start DATA IN THIS EXERCISE
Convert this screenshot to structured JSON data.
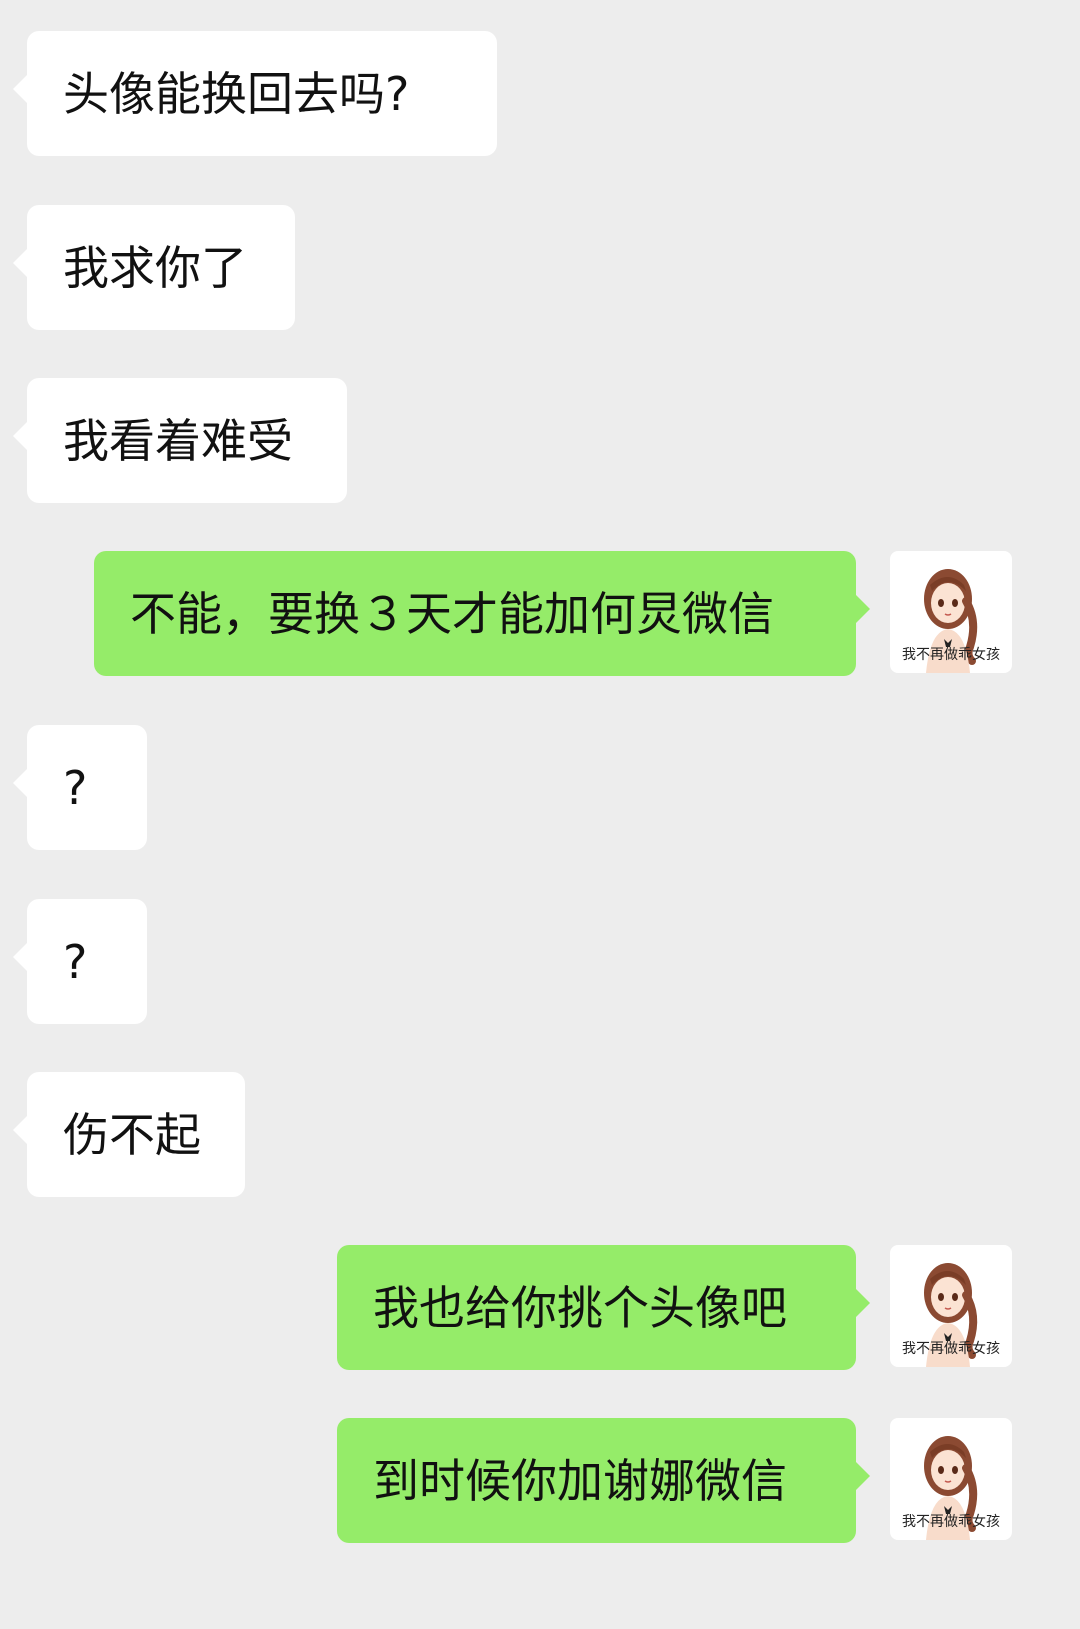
{
  "conversation": {
    "messages": [
      {
        "side": "left",
        "text": "头像能换回去吗?"
      },
      {
        "side": "left",
        "text": "我求你了"
      },
      {
        "side": "left",
        "text": "我看着难受"
      },
      {
        "side": "right",
        "text": "不能，要换３天才能加何炅微信"
      },
      {
        "side": "left",
        "text": "?"
      },
      {
        "side": "left",
        "text": "?"
      },
      {
        "side": "left",
        "text": "伤不起"
      },
      {
        "side": "right",
        "text": "我也给你挑个头像吧"
      },
      {
        "side": "right",
        "text": "到时候你加谢娜微信"
      }
    ]
  },
  "avatar": {
    "caption": "我不再做乖女孩",
    "icon": "cartoon-girl-avatar-icon"
  },
  "colors": {
    "background": "#EDEDED",
    "incoming_bubble": "#FFFFFF",
    "outgoing_bubble": "#95EC69",
    "text": "#111111"
  }
}
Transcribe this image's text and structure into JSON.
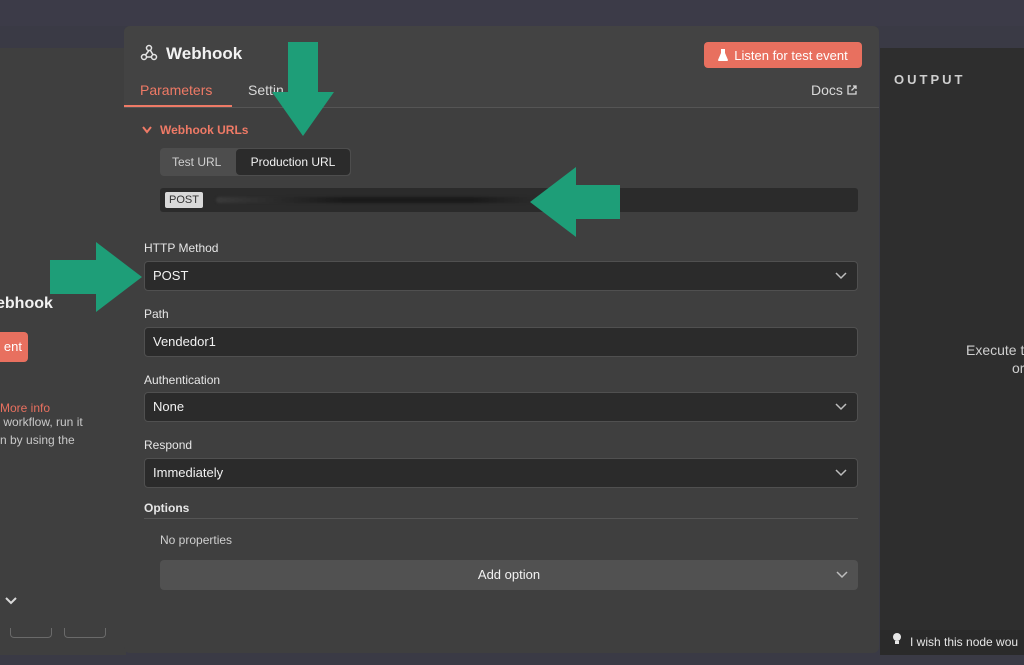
{
  "left_panel": {
    "title": "ebhook",
    "button_label": "ent",
    "desc_line1": "r workflow, run it",
    "desc_line2": "n by using the",
    "more_info": "More info"
  },
  "node": {
    "title": "Webhook",
    "listen_label": "Listen for test event",
    "tabs": {
      "parameters": "Parameters",
      "settings": "Settin"
    },
    "docs": "Docs"
  },
  "webhook_urls": {
    "section_label": "Webhook URLs",
    "test_url": "Test URL",
    "production_url": "Production URL",
    "method_badge": "POST"
  },
  "fields": {
    "http_method": {
      "label": "HTTP Method",
      "value": "POST"
    },
    "path": {
      "label": "Path",
      "value": "Vendedor1"
    },
    "authentication": {
      "label": "Authentication",
      "value": "None"
    },
    "respond": {
      "label": "Respond",
      "value": "Immediately"
    }
  },
  "options": {
    "label": "Options",
    "empty_text": "No properties",
    "add_option": "Add option"
  },
  "output": {
    "title": "OUTPUT",
    "execute_text": "Execute t",
    "or_text": "or",
    "wish_text": "I wish this node wou"
  },
  "colors": {
    "accent": "#ef7a66",
    "button": "#e8705f",
    "annotation_arrow": "#1e9e78"
  }
}
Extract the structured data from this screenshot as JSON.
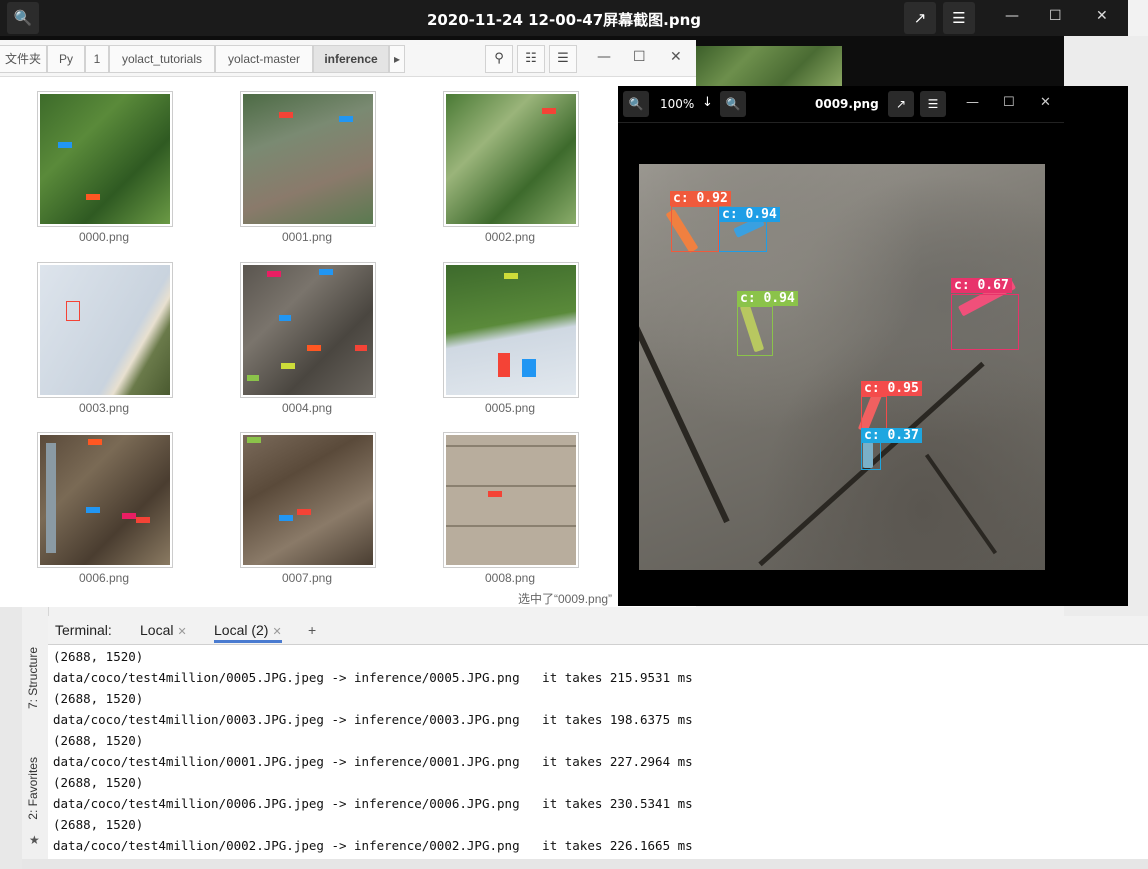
{
  "outer": {
    "title": "2020-11-24 12-00-47屏幕截图.png",
    "zoom_icon": "search-icon",
    "expand_icon": "expand-icon",
    "menu_icon": "hamburger-menu-icon"
  },
  "file_manager": {
    "breadcrumbs": [
      "文件夹",
      "Py",
      "1",
      "yolact_tutorials",
      "yolact-master",
      "inference"
    ],
    "status": "选中了“0009.png”",
    "files": [
      "0000.png",
      "0001.png",
      "0002.png",
      "0003.png",
      "0004.png",
      "0005.png",
      "0006.png",
      "0007.png",
      "0008.png"
    ]
  },
  "viewer": {
    "title": "0009.png",
    "zoom": "100%",
    "detections": [
      {
        "label": "c: 0.92",
        "color": "#f05a3c"
      },
      {
        "label": "c: 0.94",
        "color": "#1e9ee6"
      },
      {
        "label": "c: 0.94",
        "color": "#8bc34a"
      },
      {
        "label": "c: 0.67",
        "color": "#e8336b"
      },
      {
        "label": "c: 0.95",
        "color": "#f44b4b"
      },
      {
        "label": "c: 0.37",
        "color": "#1ea6e0"
      }
    ]
  },
  "sidebar": {
    "structure": "7: Structure",
    "favorites": "2: Favorites"
  },
  "terminal": {
    "label": "Terminal:",
    "tabs": [
      "Local",
      "Local (2)"
    ],
    "add": "+",
    "lines": [
      "(2688, 1520)",
      "data/coco/test4million/0005.JPG.jpeg -> inference/0005.JPG.png   it takes 215.9531 ms",
      "(2688, 1520)",
      "data/coco/test4million/0003.JPG.jpeg -> inference/0003.JPG.png   it takes 198.6375 ms",
      "(2688, 1520)",
      "data/coco/test4million/0001.JPG.jpeg -> inference/0001.JPG.png   it takes 227.2964 ms",
      "(2688, 1520)",
      "data/coco/test4million/0006.JPG.jpeg -> inference/0006.JPG.png   it takes 230.5341 ms",
      "(2688, 1520)",
      "data/coco/test4million/0002.JPG.jpeg -> inference/0002.JPG.png   it takes 226.1665 ms"
    ]
  }
}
end DATA IN THIS EXERCISE
◆ GOAL OF THE EXERCISE: Quote the entries above word for word. Leave the images out.

◆ TASK OUTPUT:
Convert this screenshot to structured JSON data.
{
  "conversation": {
    "messages": [
      {
        "side": "left",
        "text": "头像能换回去吗?"
      },
      {
        "side": "left",
        "text": "我求你了"
      },
      {
        "side": "left",
        "text": "我看着难受"
      },
      {
        "side": "right",
        "text": "不能，要换３天才能加何炅微信"
      },
      {
        "side": "left",
        "text": "?"
      },
      {
        "side": "left",
        "text": "?"
      },
      {
        "side": "left",
        "text": "伤不起"
      },
      {
        "side": "right",
        "text": "我也给你挑个头像吧"
      },
      {
        "side": "right",
        "text": "到时候你加谢娜微信"
      }
    ]
  },
  "avatar": {
    "caption": "我不再做乖女孩",
    "icon": "cartoon-girl-avatar-icon"
  },
  "colors": {
    "background": "#EDEDED",
    "incoming_bubble": "#FFFFFF",
    "outgoing_bubble": "#95EC69",
    "text": "#111111"
  }
}
Transcribe this image's text and structure into JSON.
{
  "left_panel": {
    "title": "ebhook",
    "button_label": "ent",
    "desc_line1": "r workflow, run it",
    "desc_line2": "n by using the",
    "more_info": "More info"
  },
  "node": {
    "title": "Webhook",
    "listen_label": "Listen for test event",
    "tabs": {
      "parameters": "Parameters",
      "settings": "Settin"
    },
    "docs": "Docs"
  },
  "webhook_urls": {
    "section_label": "Webhook URLs",
    "test_url": "Test URL",
    "production_url": "Production URL",
    "method_badge": "POST"
  },
  "fields": {
    "http_method": {
      "label": "HTTP Method",
      "value": "POST"
    },
    "path": {
      "label": "Path",
      "value": "Vendedor1"
    },
    "authentication": {
      "label": "Authentication",
      "value": "None"
    },
    "respond": {
      "label": "Respond",
      "value": "Immediately"
    }
  },
  "options": {
    "label": "Options",
    "empty_text": "No properties",
    "add_option": "Add option"
  },
  "output": {
    "title": "OUTPUT",
    "execute_text": "Execute t",
    "or_text": "or",
    "wish_text": "I wish this node wou"
  },
  "colors": {
    "accent": "#ef7a66",
    "button": "#e8705f",
    "annotation_arrow": "#1e9e78"
  }
}
Extract the structured data from this screenshot as JSON.
{
  "outer": {
    "title": "2020-11-24 12-00-47屏幕截图.png",
    "zoom_icon": "search-icon",
    "expand_icon": "expand-icon",
    "menu_icon": "hamburger-menu-icon"
  },
  "file_manager": {
    "breadcrumbs": [
      "文件夹",
      "Py",
      "1",
      "yolact_tutorials",
      "yolact-master",
      "inference"
    ],
    "status": "选中了“0009.png”",
    "files": [
      "0000.png",
      "0001.png",
      "0002.png",
      "0003.png",
      "0004.png",
      "0005.png",
      "0006.png",
      "0007.png",
      "0008.png"
    ]
  },
  "viewer": {
    "title": "0009.png",
    "zoom": "100%",
    "detections": [
      {
        "label": "c: 0.92",
        "color": "#f05a3c"
      },
      {
        "label": "c: 0.94",
        "color": "#1e9ee6"
      },
      {
        "label": "c: 0.94",
        "color": "#8bc34a"
      },
      {
        "label": "c: 0.67",
        "color": "#e8336b"
      },
      {
        "label": "c: 0.95",
        "color": "#f44b4b"
      },
      {
        "label": "c: 0.37",
        "color": "#1ea6e0"
      }
    ]
  },
  "sidebar": {
    "structure": "7: Structure",
    "favorites": "2: Favorites"
  },
  "terminal": {
    "label": "Terminal:",
    "tabs": [
      "Local",
      "Local (2)"
    ],
    "add": "+",
    "lines": [
      "(2688, 1520)",
      "data/coco/test4million/0005.JPG.jpeg -> inference/0005.JPG.png   it takes 215.9531 ms",
      "(2688, 1520)",
      "data/coco/test4million/0003.JPG.jpeg -> inference/0003.JPG.png   it takes 198.6375 ms",
      "(2688, 1520)",
      "data/coco/test4million/0001.JPG.jpeg -> inference/0001.JPG.png   it takes 227.2964 ms",
      "(2688, 1520)",
      "data/coco/test4million/0006.JPG.jpeg -> inference/0006.JPG.png   it takes 230.5341 ms",
      "(2688, 1520)",
      "data/coco/test4million/0002.JPG.jpeg -> inference/0002.JPG.png   it takes 226.1665 ms"
    ]
  }
}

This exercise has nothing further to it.